» What you will do: Count how many lines contain "name" and reply with that number only.

» Provided information:
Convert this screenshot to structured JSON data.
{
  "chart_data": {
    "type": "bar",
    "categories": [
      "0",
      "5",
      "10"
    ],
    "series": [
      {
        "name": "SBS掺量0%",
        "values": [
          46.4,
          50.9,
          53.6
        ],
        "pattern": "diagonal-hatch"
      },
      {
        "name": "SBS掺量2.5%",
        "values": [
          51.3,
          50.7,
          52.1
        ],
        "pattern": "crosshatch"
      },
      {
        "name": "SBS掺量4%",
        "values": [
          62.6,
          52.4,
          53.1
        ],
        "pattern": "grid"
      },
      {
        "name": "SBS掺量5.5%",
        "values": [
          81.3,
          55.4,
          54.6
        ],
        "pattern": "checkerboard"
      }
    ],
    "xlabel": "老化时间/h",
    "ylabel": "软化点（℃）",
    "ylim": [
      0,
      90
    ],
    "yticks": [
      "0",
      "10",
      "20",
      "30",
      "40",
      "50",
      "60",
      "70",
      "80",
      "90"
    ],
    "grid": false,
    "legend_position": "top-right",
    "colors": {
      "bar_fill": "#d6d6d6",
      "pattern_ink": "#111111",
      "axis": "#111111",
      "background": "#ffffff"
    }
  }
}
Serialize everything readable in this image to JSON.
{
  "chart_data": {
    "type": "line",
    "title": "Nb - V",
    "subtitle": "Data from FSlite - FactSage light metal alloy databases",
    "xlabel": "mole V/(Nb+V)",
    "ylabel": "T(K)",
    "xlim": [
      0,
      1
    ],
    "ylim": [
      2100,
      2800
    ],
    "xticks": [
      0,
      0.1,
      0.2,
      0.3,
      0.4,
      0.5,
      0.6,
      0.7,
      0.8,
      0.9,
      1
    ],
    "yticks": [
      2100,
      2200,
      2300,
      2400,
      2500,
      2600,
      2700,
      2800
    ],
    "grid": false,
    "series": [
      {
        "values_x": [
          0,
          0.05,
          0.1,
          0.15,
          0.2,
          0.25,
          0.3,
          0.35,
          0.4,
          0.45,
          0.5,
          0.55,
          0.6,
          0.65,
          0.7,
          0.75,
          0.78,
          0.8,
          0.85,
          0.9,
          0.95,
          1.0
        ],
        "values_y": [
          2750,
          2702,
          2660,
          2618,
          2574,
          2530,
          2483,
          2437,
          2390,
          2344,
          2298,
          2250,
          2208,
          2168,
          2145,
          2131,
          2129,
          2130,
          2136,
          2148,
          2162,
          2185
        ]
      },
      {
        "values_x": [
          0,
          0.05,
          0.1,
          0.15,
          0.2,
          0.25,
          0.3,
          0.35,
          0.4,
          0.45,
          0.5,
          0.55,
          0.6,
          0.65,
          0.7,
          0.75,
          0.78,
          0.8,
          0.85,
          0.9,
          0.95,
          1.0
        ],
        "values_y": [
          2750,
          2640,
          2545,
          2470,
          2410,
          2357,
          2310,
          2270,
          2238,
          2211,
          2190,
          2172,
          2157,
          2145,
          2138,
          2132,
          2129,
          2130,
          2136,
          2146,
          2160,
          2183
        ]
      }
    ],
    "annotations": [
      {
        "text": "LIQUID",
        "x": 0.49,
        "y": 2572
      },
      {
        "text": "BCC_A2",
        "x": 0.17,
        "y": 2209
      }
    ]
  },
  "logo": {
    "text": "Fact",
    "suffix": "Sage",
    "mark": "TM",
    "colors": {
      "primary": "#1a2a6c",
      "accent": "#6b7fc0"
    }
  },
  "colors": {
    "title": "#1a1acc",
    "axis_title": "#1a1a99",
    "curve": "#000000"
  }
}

» The reply: 4